WHAT YOU HAVE TO DO: Provide the records once more, identical to the original.

INPUT:
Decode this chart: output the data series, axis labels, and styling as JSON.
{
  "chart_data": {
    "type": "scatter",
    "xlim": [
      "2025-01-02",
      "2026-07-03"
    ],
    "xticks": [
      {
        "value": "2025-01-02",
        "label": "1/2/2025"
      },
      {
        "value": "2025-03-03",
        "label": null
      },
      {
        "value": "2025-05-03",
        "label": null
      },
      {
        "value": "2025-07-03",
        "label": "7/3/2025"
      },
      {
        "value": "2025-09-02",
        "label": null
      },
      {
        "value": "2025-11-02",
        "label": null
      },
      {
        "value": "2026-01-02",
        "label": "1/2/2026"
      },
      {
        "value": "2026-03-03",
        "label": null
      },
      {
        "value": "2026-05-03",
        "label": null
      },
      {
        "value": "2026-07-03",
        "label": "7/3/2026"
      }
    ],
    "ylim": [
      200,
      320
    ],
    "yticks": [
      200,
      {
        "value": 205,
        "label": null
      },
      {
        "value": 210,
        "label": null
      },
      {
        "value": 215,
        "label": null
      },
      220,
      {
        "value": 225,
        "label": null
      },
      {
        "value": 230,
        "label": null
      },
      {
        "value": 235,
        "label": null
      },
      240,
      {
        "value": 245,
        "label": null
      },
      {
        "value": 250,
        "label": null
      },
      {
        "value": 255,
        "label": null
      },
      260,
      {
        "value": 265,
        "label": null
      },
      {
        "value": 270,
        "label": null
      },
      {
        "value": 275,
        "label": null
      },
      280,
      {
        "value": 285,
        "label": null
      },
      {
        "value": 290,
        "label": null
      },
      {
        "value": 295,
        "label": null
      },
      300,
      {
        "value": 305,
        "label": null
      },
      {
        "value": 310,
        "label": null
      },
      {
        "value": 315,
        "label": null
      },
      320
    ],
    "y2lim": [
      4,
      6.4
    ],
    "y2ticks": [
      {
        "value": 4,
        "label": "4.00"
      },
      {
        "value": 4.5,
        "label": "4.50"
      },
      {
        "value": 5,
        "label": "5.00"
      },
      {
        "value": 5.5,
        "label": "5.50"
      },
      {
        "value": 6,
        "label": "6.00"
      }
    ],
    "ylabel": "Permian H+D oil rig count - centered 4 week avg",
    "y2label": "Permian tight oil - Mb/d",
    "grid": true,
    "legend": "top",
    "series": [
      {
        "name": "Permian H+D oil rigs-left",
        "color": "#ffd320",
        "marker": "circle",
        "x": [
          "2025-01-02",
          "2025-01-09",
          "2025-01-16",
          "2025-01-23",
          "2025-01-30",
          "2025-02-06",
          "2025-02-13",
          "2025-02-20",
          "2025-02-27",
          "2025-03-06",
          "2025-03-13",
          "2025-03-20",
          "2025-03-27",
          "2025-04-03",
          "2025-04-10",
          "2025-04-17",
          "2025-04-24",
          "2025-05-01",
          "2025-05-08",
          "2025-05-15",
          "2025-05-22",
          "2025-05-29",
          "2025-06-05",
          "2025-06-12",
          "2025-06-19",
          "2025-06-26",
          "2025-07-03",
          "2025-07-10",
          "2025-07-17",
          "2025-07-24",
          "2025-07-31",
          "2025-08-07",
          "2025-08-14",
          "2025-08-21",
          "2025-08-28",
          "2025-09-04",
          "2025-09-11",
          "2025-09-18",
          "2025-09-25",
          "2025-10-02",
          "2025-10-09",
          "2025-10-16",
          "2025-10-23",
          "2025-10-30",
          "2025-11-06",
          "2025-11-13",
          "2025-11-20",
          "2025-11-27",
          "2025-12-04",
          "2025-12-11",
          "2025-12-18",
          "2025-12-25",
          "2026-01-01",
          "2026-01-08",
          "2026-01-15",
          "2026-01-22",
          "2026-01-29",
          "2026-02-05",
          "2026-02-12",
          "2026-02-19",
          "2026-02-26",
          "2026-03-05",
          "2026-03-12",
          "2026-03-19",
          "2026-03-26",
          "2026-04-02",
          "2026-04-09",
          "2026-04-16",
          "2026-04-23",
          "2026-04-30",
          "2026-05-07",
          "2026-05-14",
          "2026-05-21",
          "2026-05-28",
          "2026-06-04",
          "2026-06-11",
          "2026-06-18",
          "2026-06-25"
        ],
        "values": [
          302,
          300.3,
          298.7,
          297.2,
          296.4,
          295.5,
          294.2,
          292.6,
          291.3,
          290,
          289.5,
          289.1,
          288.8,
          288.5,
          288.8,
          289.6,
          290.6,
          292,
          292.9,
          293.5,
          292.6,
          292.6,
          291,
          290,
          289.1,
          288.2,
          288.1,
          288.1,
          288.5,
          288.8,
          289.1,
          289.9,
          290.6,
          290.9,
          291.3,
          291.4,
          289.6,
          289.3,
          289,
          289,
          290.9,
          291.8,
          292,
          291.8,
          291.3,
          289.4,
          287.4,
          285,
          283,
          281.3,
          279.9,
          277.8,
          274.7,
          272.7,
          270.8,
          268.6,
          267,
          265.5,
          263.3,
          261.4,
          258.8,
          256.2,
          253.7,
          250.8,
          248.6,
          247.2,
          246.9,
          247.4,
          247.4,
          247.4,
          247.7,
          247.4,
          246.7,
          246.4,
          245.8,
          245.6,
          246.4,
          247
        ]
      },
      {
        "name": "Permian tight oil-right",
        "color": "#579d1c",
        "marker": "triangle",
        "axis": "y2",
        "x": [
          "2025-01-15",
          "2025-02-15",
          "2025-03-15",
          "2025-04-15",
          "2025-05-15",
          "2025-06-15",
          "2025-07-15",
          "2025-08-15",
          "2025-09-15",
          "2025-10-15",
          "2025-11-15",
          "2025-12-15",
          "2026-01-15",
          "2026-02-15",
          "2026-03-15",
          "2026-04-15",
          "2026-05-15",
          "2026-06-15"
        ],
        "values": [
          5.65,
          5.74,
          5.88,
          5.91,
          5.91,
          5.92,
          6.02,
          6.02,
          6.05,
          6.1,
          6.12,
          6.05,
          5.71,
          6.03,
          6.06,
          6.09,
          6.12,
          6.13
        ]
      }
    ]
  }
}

SOLUTION TO THIS PROBLEM:
Decode this chart: output the data series, axis labels, and styling as JSON.
{
  "chart_data": {
    "type": "scatter",
    "xlim": [
      "2025-01-02",
      "2026-07-03"
    ],
    "xticks": [
      {
        "value": "2025-01-02",
        "label": "1/2/2025"
      },
      {
        "value": "2025-03-03",
        "label": null
      },
      {
        "value": "2025-05-03",
        "label": null
      },
      {
        "value": "2025-07-03",
        "label": "7/3/2025"
      },
      {
        "value": "2025-09-02",
        "label": null
      },
      {
        "value": "2025-11-02",
        "label": null
      },
      {
        "value": "2026-01-02",
        "label": "1/2/2026"
      },
      {
        "value": "2026-03-03",
        "label": null
      },
      {
        "value": "2026-05-03",
        "label": null
      },
      {
        "value": "2026-07-03",
        "label": "7/3/2026"
      }
    ],
    "ylim": [
      200,
      320
    ],
    "yticks": [
      200,
      {
        "value": 205,
        "label": null
      },
      {
        "value": 210,
        "label": null
      },
      {
        "value": 215,
        "label": null
      },
      220,
      {
        "value": 225,
        "label": null
      },
      {
        "value": 230,
        "label": null
      },
      {
        "value": 235,
        "label": null
      },
      240,
      {
        "value": 245,
        "label": null
      },
      {
        "value": 250,
        "label": null
      },
      {
        "value": 255,
        "label": null
      },
      260,
      {
        "value": 265,
        "label": null
      },
      {
        "value": 270,
        "label": null
      },
      {
        "value": 275,
        "label": null
      },
      280,
      {
        "value": 285,
        "label": null
      },
      {
        "value": 290,
        "label": null
      },
      {
        "value": 295,
        "label": null
      },
      300,
      {
        "value": 305,
        "label": null
      },
      {
        "value": 310,
        "label": null
      },
      {
        "value": 315,
        "label": null
      },
      320
    ],
    "y2lim": [
      4,
      6.4
    ],
    "y2ticks": [
      {
        "value": 4,
        "label": "4.00"
      },
      {
        "value": 4.5,
        "label": "4.50"
      },
      {
        "value": 5,
        "label": "5.00"
      },
      {
        "value": 5.5,
        "label": "5.50"
      },
      {
        "value": 6,
        "label": "6.00"
      }
    ],
    "ylabel": "Permian H+D oil rig count - centered 4 week avg",
    "y2label": "Permian tight oil - Mb/d",
    "grid": true,
    "legend": "top",
    "series": [
      {
        "name": "Permian H+D oil rigs-left",
        "color": "#ffd320",
        "marker": "circle",
        "x": [
          "2025-01-02",
          "2025-01-09",
          "2025-01-16",
          "2025-01-23",
          "2025-01-30",
          "2025-02-06",
          "2025-02-13",
          "2025-02-20",
          "2025-02-27",
          "2025-03-06",
          "2025-03-13",
          "2025-03-20",
          "2025-03-27",
          "2025-04-03",
          "2025-04-10",
          "2025-04-17",
          "2025-04-24",
          "2025-05-01",
          "2025-05-08",
          "2025-05-15",
          "2025-05-22",
          "2025-05-29",
          "2025-06-05",
          "2025-06-12",
          "2025-06-19",
          "2025-06-26",
          "2025-07-03",
          "2025-07-10",
          "2025-07-17",
          "2025-07-24",
          "2025-07-31",
          "2025-08-07",
          "2025-08-14",
          "2025-08-21",
          "2025-08-28",
          "2025-09-04",
          "2025-09-11",
          "2025-09-18",
          "2025-09-25",
          "2025-10-02",
          "2025-10-09",
          "2025-10-16",
          "2025-10-23",
          "2025-10-30",
          "2025-11-06",
          "2025-11-13",
          "2025-11-20",
          "2025-11-27",
          "2025-12-04",
          "2025-12-11",
          "2025-12-18",
          "2025-12-25",
          "2026-01-01",
          "2026-01-08",
          "2026-01-15",
          "2026-01-22",
          "2026-01-29",
          "2026-02-05",
          "2026-02-12",
          "2026-02-19",
          "2026-02-26",
          "2026-03-05",
          "2026-03-12",
          "2026-03-19",
          "2026-03-26",
          "2026-04-02",
          "2026-04-09",
          "2026-04-16",
          "2026-04-23",
          "2026-04-30",
          "2026-05-07",
          "2026-05-14",
          "2026-05-21",
          "2026-05-28",
          "2026-06-04",
          "2026-06-11",
          "2026-06-18",
          "2026-06-25"
        ],
        "values": [
          302,
          300.3,
          298.7,
          297.2,
          296.4,
          295.5,
          294.2,
          292.6,
          291.3,
          290,
          289.5,
          289.1,
          288.8,
          288.5,
          288.8,
          289.6,
          290.6,
          292,
          292.9,
          293.5,
          292.6,
          292.6,
          291,
          290,
          289.1,
          288.2,
          288.1,
          288.1,
          288.5,
          288.8,
          289.1,
          289.9,
          290.6,
          290.9,
          291.3,
          291.4,
          289.6,
          289.3,
          289,
          289,
          290.9,
          291.8,
          292,
          291.8,
          291.3,
          289.4,
          287.4,
          285,
          283,
          281.3,
          279.9,
          277.8,
          274.7,
          272.7,
          270.8,
          268.6,
          267,
          265.5,
          263.3,
          261.4,
          258.8,
          256.2,
          253.7,
          250.8,
          248.6,
          247.2,
          246.9,
          247.4,
          247.4,
          247.4,
          247.7,
          247.4,
          246.7,
          246.4,
          245.8,
          245.6,
          246.4,
          247
        ]
      },
      {
        "name": "Permian tight oil-right",
        "color": "#579d1c",
        "marker": "triangle",
        "axis": "y2",
        "x": [
          "2025-01-15",
          "2025-02-15",
          "2025-03-15",
          "2025-04-15",
          "2025-05-15",
          "2025-06-15",
          "2025-07-15",
          "2025-08-15",
          "2025-09-15",
          "2025-10-15",
          "2025-11-15",
          "2025-12-15",
          "2026-01-15",
          "2026-02-15",
          "2026-03-15",
          "2026-04-15",
          "2026-05-15",
          "2026-06-15"
        ],
        "values": [
          5.65,
          5.74,
          5.88,
          5.91,
          5.91,
          5.92,
          6.02,
          6.02,
          6.05,
          6.1,
          6.12,
          6.05,
          5.71,
          6.03,
          6.06,
          6.09,
          6.12,
          6.13
        ]
      }
    ]
  }
}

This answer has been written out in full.